** Start of Records for the exercise **

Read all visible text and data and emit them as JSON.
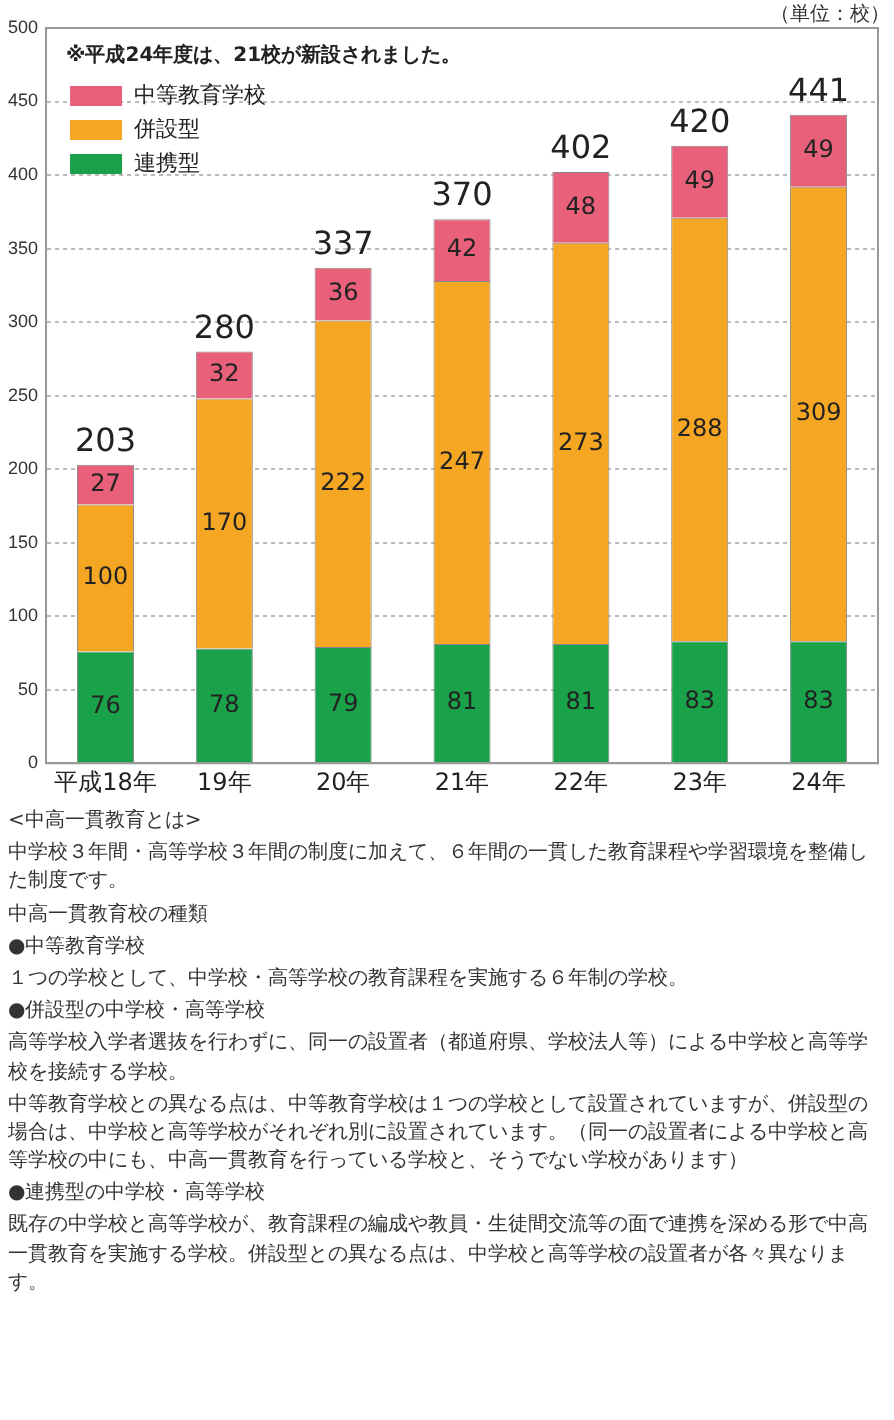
{
  "chart_data": {
    "type": "bar",
    "stacked": true,
    "categories": [
      "平成18年",
      "19年",
      "20年",
      "21年",
      "22年",
      "23年",
      "24年"
    ],
    "series": [
      {
        "name": "連携型",
        "color": "#1aa24a",
        "values": [
          76,
          78,
          79,
          81,
          81,
          83,
          83
        ]
      },
      {
        "name": "併設型",
        "color": "#f5a623",
        "values": [
          100,
          170,
          222,
          247,
          273,
          288,
          309
        ]
      },
      {
        "name": "中等教育学校",
        "color": "#e8607a",
        "values": [
          27,
          32,
          36,
          42,
          48,
          49,
          49
        ]
      }
    ],
    "ylim": [
      0,
      500
    ],
    "yticks": [
      0,
      50,
      100,
      150,
      200,
      250,
      300,
      350,
      400,
      450,
      500
    ],
    "grid": "y",
    "legend": "top left",
    "data_labels": true,
    "totals": [
      "203",
      "280",
      "337",
      "370",
      "402",
      "420",
      "441"
    ],
    "annotations": [
      "※平成24年度は、21校が新設されました。",
      "（単位：校）",
      "<中高一貫教育とは>",
      "中学校３年間・高等学校３年間の制度に加えて、６年間の一貫した教育課程や学習環境を整備した制度です。",
      "中高一貫教育校の種類",
      "●中等教育学校",
      "１つの学校として、中学校・高等学校の教育課程を実施する６年制の学校。",
      "●併設型の中学校・高等学校",
      "高等学校入学者選抜を行わずに、同一の設置者（都道府県、学校法人等）による中学校と高等学校を接続する学校。",
      "中等教育学校との異なる点は、中等教育学校は１つの学校として設置されていますが、併設型の場合は、中学校と高等学校がそれぞれ別に設置されています。（同一の設置者による中学校と高等学校の中にも、中高一貫教育を行っている学校と、そうでない学校があります）",
      "●連携型の中学校・高等学校",
      "既存の中学校と高等学校が、教育課程の編成や教員・生徒間交流等の面で連携を深める形で中高一貫教育を実施する学校。併設型との異なる点は、中学校と高等学校の設置者が各々異なります。"
    ]
  }
}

** End of Records for the exercise **

The exercise » State the number of lines in this listing that contain the string "color", and add nothing else.

Result of this exercise » 3